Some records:
╭──

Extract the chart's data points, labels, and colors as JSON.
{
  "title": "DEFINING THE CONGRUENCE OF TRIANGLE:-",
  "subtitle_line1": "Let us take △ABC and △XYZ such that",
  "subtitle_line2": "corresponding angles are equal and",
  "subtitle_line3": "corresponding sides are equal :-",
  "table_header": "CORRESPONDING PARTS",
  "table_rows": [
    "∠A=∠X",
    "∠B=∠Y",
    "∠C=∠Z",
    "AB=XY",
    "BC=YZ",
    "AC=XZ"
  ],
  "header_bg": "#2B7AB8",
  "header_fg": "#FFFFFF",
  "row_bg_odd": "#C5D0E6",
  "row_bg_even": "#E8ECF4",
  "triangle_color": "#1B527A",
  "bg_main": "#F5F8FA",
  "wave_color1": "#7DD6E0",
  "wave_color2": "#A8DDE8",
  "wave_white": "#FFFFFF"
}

╰──

YOUR INSTRUCTIONS: Every entry should be output exactly as written, please.

RESPONSE TO THIS TASK:
Extract the chart's data points, labels, and colors as JSON.
{
  "title": "DEFINING THE CONGRUENCE OF TRIANGLE:-",
  "subtitle_line1": "Let us take △ABC and △XYZ such that",
  "subtitle_line2": "corresponding angles are equal and",
  "subtitle_line3": "corresponding sides are equal :-",
  "table_header": "CORRESPONDING PARTS",
  "table_rows": [
    "∠A=∠X",
    "∠B=∠Y",
    "∠C=∠Z",
    "AB=XY",
    "BC=YZ",
    "AC=XZ"
  ],
  "header_bg": "#2B7AB8",
  "header_fg": "#FFFFFF",
  "row_bg_odd": "#C5D0E6",
  "row_bg_even": "#E8ECF4",
  "triangle_color": "#1B527A",
  "bg_main": "#F5F8FA",
  "wave_color1": "#7DD6E0",
  "wave_color2": "#A8DDE8",
  "wave_white": "#FFFFFF"
}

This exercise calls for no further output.